→ What you are asked to do
Find the line that contains "Output the text content of this document.". Repeat that line and all lines following it, exactly, through the end of the listing below.

→ Items
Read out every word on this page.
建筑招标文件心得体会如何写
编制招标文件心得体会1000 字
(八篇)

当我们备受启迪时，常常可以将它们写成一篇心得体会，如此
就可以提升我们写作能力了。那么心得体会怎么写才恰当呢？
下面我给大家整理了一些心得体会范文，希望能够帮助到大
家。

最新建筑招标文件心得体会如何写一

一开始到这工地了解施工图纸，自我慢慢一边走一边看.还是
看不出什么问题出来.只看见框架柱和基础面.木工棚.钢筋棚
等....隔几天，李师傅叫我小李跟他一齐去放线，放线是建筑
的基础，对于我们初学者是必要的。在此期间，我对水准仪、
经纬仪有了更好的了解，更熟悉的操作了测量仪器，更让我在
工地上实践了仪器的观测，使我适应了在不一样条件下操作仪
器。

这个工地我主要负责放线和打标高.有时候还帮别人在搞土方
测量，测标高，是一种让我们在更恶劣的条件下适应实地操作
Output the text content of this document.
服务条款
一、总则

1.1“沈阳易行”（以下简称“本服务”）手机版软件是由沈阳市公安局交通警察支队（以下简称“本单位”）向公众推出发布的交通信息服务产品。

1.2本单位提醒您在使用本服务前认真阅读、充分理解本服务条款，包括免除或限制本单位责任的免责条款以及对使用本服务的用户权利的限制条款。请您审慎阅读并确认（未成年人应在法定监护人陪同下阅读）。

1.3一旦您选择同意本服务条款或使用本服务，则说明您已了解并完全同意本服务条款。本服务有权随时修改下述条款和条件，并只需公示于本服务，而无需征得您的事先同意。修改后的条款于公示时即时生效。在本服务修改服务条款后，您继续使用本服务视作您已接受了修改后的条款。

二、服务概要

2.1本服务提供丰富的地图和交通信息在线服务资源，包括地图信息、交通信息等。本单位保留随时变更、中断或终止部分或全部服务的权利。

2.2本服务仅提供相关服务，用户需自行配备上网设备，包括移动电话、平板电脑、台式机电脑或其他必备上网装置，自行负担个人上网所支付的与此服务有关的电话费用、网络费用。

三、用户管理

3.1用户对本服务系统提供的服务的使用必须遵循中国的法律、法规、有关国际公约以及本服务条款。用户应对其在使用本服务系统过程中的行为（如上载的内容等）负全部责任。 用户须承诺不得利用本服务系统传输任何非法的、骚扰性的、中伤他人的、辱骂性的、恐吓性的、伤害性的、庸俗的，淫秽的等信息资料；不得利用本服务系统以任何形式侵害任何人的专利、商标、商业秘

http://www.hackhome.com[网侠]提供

→ Exercise output
Output the text content of this document.
服务条款
一、总则

1.1“沈阳易行”（以下简称“本服务”）手机版软件是由沈阳市公安局交通警察支队（以下简称“本单位”）向公众推出发布的交通信息服务产品。

1.2本单位提醒您在使用本服务前认真阅读、充分理解本服务条款，包括免除或限制本单位责任的免责条款以及对使用本服务的用户权利的限制条款。请您审慎阅读并确认（未成年人应在法定监护人陪同下阅读）。

1.3一旦您选择同意本服务条款或使用本服务，则说明您已了解并完全同意本服务条款。本服务有权随时修改下述条款和条件，并只需公示于本服务，而无需征得您的事先同意。修改后的条款于公示时即时生效。在本服务修改服务条款后，您继续使用本服务视作您已接受了修改后的条款。

二、服务概要

2.1本服务提供丰富的地图和交通信息在线服务资源，包括地图信息、交通信息等。本单位保留随时变更、中断或终止部分或全部服务的权利。

2.2本服务仅提供相关服务，用户需自行配备上网设备，包括移动电话、平板电脑、台式机电脑或其他必备上网装置，自行负担个人上网所支付的与此服务有关的电话费用、网络费用。

三、用户管理

3.1用户对本服务系统提供的服务的使用必须遵循中国的法律、法规、有关国际公约以及本服务条款。用户应对其在使用本服务系统过程中的行为（如上载的内容等）负全部责任。 用户须承诺不得利用本服务系统传输任何非法的、骚扰性的、中伤他人的、辱骂性的、恐吓性的、伤害性的、庸俗的，淫秽的等信息资料；不得利用本服务系统以任何形式侵害任何人的专利、商标、商业秘

http://www.hackhome.com[网侠]提供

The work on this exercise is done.